> **EXERCISE REQUIREMENTS**:
Retype every entry in its entirety, without alteration.

(Figure content listings)
....
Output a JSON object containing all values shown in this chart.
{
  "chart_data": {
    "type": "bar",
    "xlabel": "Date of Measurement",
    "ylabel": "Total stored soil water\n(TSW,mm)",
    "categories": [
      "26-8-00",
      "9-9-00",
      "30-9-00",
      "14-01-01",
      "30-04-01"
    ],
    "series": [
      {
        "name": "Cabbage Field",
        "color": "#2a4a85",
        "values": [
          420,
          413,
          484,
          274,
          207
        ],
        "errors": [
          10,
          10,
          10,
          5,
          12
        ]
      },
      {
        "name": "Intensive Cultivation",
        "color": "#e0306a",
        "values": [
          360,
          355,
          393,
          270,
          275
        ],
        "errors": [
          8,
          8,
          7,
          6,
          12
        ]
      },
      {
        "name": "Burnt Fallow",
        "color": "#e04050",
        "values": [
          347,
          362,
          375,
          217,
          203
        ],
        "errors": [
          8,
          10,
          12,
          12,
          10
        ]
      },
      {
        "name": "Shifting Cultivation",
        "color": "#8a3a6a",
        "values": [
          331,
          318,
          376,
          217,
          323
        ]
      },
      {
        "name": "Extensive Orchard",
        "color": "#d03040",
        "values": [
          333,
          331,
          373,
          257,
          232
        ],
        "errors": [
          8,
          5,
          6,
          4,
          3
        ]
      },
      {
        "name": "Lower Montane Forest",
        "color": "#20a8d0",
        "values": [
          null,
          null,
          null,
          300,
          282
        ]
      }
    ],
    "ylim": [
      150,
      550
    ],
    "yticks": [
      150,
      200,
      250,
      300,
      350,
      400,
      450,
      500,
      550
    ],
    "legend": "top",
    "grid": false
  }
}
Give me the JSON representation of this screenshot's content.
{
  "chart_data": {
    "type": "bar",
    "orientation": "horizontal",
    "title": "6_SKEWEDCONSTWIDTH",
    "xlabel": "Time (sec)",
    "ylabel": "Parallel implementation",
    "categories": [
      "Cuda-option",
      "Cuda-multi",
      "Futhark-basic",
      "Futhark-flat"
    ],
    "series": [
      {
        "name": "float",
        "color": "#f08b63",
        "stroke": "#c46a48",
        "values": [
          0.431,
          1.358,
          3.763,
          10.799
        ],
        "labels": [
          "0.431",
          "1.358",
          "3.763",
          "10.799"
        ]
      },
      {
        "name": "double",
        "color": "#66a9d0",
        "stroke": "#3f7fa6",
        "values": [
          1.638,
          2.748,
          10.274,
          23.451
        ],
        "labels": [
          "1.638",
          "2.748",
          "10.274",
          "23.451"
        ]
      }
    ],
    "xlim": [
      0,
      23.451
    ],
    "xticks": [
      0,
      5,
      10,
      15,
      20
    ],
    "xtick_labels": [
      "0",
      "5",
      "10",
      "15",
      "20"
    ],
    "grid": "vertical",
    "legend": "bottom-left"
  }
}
....
> **RESULT**:
Output a JSON object containing all values shown in this chart.
{
  "chart_data": {
    "type": "bar",
    "xlabel": "Date of Measurement",
    "ylabel": "Total stored soil water\n(TSW,mm)",
    "categories": [
      "26-8-00",
      "9-9-00",
      "30-9-00",
      "14-01-01",
      "30-04-01"
    ],
    "series": [
      {
        "name": "Cabbage Field",
        "color": "#2a4a85",
        "values": [
          420,
          413,
          484,
          274,
          207
        ],
        "errors": [
          10,
          10,
          10,
          5,
          12
        ]
      },
      {
        "name": "Intensive Cultivation",
        "color": "#e0306a",
        "values": [
          360,
          355,
          393,
          270,
          275
        ],
        "errors": [
          8,
          8,
          7,
          6,
          12
        ]
      },
      {
        "name": "Burnt Fallow",
        "color": "#e04050",
        "values": [
          347,
          362,
          375,
          217,
          203
        ],
        "errors": [
          8,
          10,
          12,
          12,
          10
        ]
      },
      {
        "name": "Shifting Cultivation",
        "color": "#8a3a6a",
        "values": [
          331,
          318,
          376,
          217,
          323
        ]
      },
      {
        "name": "Extensive Orchard",
        "color": "#d03040",
        "values": [
          333,
          331,
          373,
          257,
          232
        ],
        "errors": [
          8,
          5,
          6,
          4,
          3
        ]
      },
      {
        "name": "Lower Montane Forest",
        "color": "#20a8d0",
        "values": [
          null,
          null,
          null,
          300,
          282
        ]
      }
    ],
    "ylim": [
      150,
      550
    ],
    "yticks": [
      150,
      200,
      250,
      300,
      350,
      400,
      450,
      500,
      550
    ],
    "legend": "top",
    "grid": false
  }
}
Give me the JSON representation of this screenshot's content.
{
  "chart_data": {
    "type": "bar",
    "orientation": "horizontal",
    "title": "6_SKEWEDCONSTWIDTH",
    "xlabel": "Time (sec)",
    "ylabel": "Parallel implementation",
    "categories": [
      "Cuda-option",
      "Cuda-multi",
      "Futhark-basic",
      "Futhark-flat"
    ],
    "series": [
      {
        "name": "float",
        "color": "#f08b63",
        "stroke": "#c46a48",
        "values": [
          0.431,
          1.358,
          3.763,
          10.799
        ],
        "labels": [
          "0.431",
          "1.358",
          "3.763",
          "10.799"
        ]
      },
      {
        "name": "double",
        "color": "#66a9d0",
        "stroke": "#3f7fa6",
        "values": [
          1.638,
          2.748,
          10.274,
          23.451
        ],
        "labels": [
          "1.638",
          "2.748",
          "10.274",
          "23.451"
        ]
      }
    ],
    "xlim": [
      0,
      23.451
    ],
    "xticks": [
      0,
      5,
      10,
      15,
      20
    ],
    "xtick_labels": [
      "0",
      "5",
      "10",
      "15",
      "20"
    ],
    "grid": "vertical",
    "legend": "bottom-left"
  }
}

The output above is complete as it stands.